═══ SUPPLIED MATERIAL ═══

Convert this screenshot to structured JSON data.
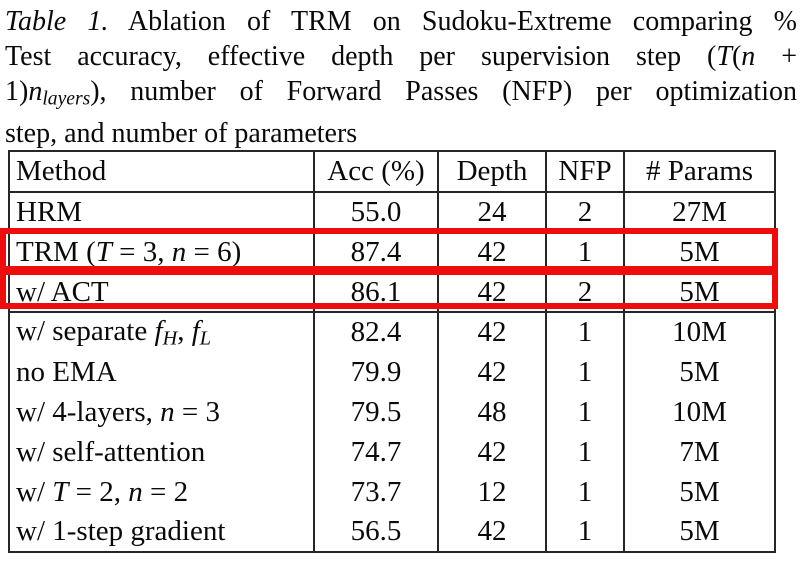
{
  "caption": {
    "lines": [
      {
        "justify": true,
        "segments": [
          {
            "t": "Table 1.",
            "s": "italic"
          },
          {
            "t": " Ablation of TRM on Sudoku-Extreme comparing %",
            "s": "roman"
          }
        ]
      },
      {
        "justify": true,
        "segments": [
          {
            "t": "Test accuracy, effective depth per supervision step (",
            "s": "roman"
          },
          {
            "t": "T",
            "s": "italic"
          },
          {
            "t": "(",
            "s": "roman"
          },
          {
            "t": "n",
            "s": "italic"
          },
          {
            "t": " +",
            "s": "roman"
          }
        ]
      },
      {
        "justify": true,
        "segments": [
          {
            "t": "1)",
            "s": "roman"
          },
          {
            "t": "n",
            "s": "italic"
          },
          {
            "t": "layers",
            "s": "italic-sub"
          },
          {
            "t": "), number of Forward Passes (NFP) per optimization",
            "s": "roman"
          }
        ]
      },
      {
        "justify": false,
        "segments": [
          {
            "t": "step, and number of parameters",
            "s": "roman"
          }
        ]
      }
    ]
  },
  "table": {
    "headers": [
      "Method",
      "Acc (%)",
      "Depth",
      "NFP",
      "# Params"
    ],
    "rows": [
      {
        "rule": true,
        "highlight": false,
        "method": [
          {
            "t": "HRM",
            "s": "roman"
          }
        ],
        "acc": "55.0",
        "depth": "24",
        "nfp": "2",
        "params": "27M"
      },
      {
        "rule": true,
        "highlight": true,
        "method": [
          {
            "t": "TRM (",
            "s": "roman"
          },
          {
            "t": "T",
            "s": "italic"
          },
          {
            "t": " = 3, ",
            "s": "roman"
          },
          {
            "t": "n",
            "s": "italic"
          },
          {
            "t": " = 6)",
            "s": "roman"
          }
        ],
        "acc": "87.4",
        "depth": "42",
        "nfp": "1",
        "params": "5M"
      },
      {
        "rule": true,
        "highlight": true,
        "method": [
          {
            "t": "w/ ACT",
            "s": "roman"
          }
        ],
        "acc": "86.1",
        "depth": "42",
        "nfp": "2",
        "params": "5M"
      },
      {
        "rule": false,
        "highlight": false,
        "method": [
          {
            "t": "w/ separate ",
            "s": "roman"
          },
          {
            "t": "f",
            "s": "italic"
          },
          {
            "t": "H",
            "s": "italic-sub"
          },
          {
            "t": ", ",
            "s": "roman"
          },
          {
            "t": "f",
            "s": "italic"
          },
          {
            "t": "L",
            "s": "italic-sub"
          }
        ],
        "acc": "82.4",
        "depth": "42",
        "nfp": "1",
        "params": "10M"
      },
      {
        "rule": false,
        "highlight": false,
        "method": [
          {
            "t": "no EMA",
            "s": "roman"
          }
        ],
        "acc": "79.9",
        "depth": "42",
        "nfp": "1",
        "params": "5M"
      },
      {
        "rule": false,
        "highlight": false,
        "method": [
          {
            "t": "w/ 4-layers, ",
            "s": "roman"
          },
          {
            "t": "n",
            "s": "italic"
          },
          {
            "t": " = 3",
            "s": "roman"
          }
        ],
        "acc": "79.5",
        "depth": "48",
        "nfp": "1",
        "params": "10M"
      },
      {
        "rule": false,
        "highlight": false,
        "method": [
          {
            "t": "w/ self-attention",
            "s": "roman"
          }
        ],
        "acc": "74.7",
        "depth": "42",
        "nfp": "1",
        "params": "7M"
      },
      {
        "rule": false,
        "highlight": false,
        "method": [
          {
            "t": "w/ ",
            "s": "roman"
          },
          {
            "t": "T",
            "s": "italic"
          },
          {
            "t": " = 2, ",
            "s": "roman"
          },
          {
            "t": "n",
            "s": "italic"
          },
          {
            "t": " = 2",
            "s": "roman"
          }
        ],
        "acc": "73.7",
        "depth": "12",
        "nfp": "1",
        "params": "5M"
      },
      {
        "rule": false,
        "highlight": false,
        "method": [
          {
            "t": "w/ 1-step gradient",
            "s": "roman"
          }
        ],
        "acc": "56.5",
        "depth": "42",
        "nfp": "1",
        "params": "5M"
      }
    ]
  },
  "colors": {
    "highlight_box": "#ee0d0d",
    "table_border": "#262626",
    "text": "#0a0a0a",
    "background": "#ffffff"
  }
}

═══

_TO BE DONE_.
Every line of text is to be repeated exactly; pictures are left out.

_RESULT OF THE TASK_.
Convert this screenshot to structured JSON data.
{
  "caption": {
    "lines": [
      {
        "justify": true,
        "segments": [
          {
            "t": "Table 1.",
            "s": "italic"
          },
          {
            "t": " Ablation of TRM on Sudoku-Extreme comparing %",
            "s": "roman"
          }
        ]
      },
      {
        "justify": true,
        "segments": [
          {
            "t": "Test accuracy, effective depth per supervision step (",
            "s": "roman"
          },
          {
            "t": "T",
            "s": "italic"
          },
          {
            "t": "(",
            "s": "roman"
          },
          {
            "t": "n",
            "s": "italic"
          },
          {
            "t": " +",
            "s": "roman"
          }
        ]
      },
      {
        "justify": true,
        "segments": [
          {
            "t": "1)",
            "s": "roman"
          },
          {
            "t": "n",
            "s": "italic"
          },
          {
            "t": "layers",
            "s": "italic-sub"
          },
          {
            "t": "), number of Forward Passes (NFP) per optimization",
            "s": "roman"
          }
        ]
      },
      {
        "justify": false,
        "segments": [
          {
            "t": "step, and number of parameters",
            "s": "roman"
          }
        ]
      }
    ]
  },
  "table": {
    "headers": [
      "Method",
      "Acc (%)",
      "Depth",
      "NFP",
      "# Params"
    ],
    "rows": [
      {
        "rule": true,
        "highlight": false,
        "method": [
          {
            "t": "HRM",
            "s": "roman"
          }
        ],
        "acc": "55.0",
        "depth": "24",
        "nfp": "2",
        "params": "27M"
      },
      {
        "rule": true,
        "highlight": true,
        "method": [
          {
            "t": "TRM (",
            "s": "roman"
          },
          {
            "t": "T",
            "s": "italic"
          },
          {
            "t": " = 3, ",
            "s": "roman"
          },
          {
            "t": "n",
            "s": "italic"
          },
          {
            "t": " = 6)",
            "s": "roman"
          }
        ],
        "acc": "87.4",
        "depth": "42",
        "nfp": "1",
        "params": "5M"
      },
      {
        "rule": true,
        "highlight": true,
        "method": [
          {
            "t": "w/ ACT",
            "s": "roman"
          }
        ],
        "acc": "86.1",
        "depth": "42",
        "nfp": "2",
        "params": "5M"
      },
      {
        "rule": false,
        "highlight": false,
        "method": [
          {
            "t": "w/ separate ",
            "s": "roman"
          },
          {
            "t": "f",
            "s": "italic"
          },
          {
            "t": "H",
            "s": "italic-sub"
          },
          {
            "t": ", ",
            "s": "roman"
          },
          {
            "t": "f",
            "s": "italic"
          },
          {
            "t": "L",
            "s": "italic-sub"
          }
        ],
        "acc": "82.4",
        "depth": "42",
        "nfp": "1",
        "params": "10M"
      },
      {
        "rule": false,
        "highlight": false,
        "method": [
          {
            "t": "no EMA",
            "s": "roman"
          }
        ],
        "acc": "79.9",
        "depth": "42",
        "nfp": "1",
        "params": "5M"
      },
      {
        "rule": false,
        "highlight": false,
        "method": [
          {
            "t": "w/ 4-layers, ",
            "s": "roman"
          },
          {
            "t": "n",
            "s": "italic"
          },
          {
            "t": " = 3",
            "s": "roman"
          }
        ],
        "acc": "79.5",
        "depth": "48",
        "nfp": "1",
        "params": "10M"
      },
      {
        "rule": false,
        "highlight": false,
        "method": [
          {
            "t": "w/ self-attention",
            "s": "roman"
          }
        ],
        "acc": "74.7",
        "depth": "42",
        "nfp": "1",
        "params": "7M"
      },
      {
        "rule": false,
        "highlight": false,
        "method": [
          {
            "t": "w/ ",
            "s": "roman"
          },
          {
            "t": "T",
            "s": "italic"
          },
          {
            "t": " = 2, ",
            "s": "roman"
          },
          {
            "t": "n",
            "s": "italic"
          },
          {
            "t": " = 2",
            "s": "roman"
          }
        ],
        "acc": "73.7",
        "depth": "12",
        "nfp": "1",
        "params": "5M"
      },
      {
        "rule": false,
        "highlight": false,
        "method": [
          {
            "t": "w/ 1-step gradient",
            "s": "roman"
          }
        ],
        "acc": "56.5",
        "depth": "42",
        "nfp": "1",
        "params": "5M"
      }
    ]
  },
  "colors": {
    "highlight_box": "#ee0d0d",
    "table_border": "#262626",
    "text": "#0a0a0a",
    "background": "#ffffff"
  }
}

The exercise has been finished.